▶ _Supplied material_:

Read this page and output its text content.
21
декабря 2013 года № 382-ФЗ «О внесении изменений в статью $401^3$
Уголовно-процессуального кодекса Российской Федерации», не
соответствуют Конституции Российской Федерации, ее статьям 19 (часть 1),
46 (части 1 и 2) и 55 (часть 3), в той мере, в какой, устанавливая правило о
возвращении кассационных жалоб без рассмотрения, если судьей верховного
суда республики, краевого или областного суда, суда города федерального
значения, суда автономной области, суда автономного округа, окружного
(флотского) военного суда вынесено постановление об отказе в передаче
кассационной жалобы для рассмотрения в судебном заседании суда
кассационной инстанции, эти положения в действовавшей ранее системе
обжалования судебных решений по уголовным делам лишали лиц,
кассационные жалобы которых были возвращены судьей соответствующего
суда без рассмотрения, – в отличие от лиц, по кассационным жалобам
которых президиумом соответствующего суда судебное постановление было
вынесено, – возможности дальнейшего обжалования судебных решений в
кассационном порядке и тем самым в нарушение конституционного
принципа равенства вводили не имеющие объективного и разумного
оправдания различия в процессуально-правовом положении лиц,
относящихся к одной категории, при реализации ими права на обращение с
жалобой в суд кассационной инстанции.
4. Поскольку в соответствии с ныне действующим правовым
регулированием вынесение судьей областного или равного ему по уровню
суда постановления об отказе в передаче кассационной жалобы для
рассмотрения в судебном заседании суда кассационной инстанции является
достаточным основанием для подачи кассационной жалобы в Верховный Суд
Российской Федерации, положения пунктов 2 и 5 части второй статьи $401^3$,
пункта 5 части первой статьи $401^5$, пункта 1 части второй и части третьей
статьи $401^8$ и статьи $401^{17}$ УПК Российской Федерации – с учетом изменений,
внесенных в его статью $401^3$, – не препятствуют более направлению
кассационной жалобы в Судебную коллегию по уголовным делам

▶ _Requirements_: Reproduce the listing above verbatim, from first line to last.

▶ _Output below_:
Read this page and output its text content.
21
декабря 2013 года № 382-ФЗ «О внесении изменений в статью $401^3$
Уголовно-процессуального кодекса Российской Федерации», не
соответствуют Конституции Российской Федерации, ее статьям 19 (часть 1),
46 (части 1 и 2) и 55 (часть 3), в той мере, в какой, устанавливая правило о
возвращении кассационных жалоб без рассмотрения, если судьей верховного
суда республики, краевого или областного суда, суда города федерального
значения, суда автономной области, суда автономного округа, окружного
(флотского) военного суда вынесено постановление об отказе в передаче
кассационной жалобы для рассмотрения в судебном заседании суда
кассационной инстанции, эти положения в действовавшей ранее системе
обжалования судебных решений по уголовным делам лишали лиц,
кассационные жалобы которых были возвращены судьей соответствующего
суда без рассмотрения, – в отличие от лиц, по кассационным жалобам
которых президиумом соответствующего суда судебное постановление было
вынесено, – возможности дальнейшего обжалования судебных решений в
кассационном порядке и тем самым в нарушение конституционного
принципа равенства вводили не имеющие объективного и разумного
оправдания различия в процессуально-правовом положении лиц,
относящихся к одной категории, при реализации ими права на обращение с
жалобой в суд кассационной инстанции.
4. Поскольку в соответствии с ныне действующим правовым
регулированием вынесение судьей областного или равного ему по уровню
суда постановления об отказе в передаче кассационной жалобы для
рассмотрения в судебном заседании суда кассационной инстанции является
достаточным основанием для подачи кассационной жалобы в Верховный Суд
Российской Федерации, положения пунктов 2 и 5 части второй статьи $401^3$,
пункта 5 части первой статьи $401^5$, пункта 1 части второй и части третьей
статьи $401^8$ и статьи $401^{17}$ УПК Российской Федерации – с учетом изменений,
внесенных в его статью $401^3$, – не препятствуют более направлению
кассационной жалобы в Судебную коллегию по уголовным делам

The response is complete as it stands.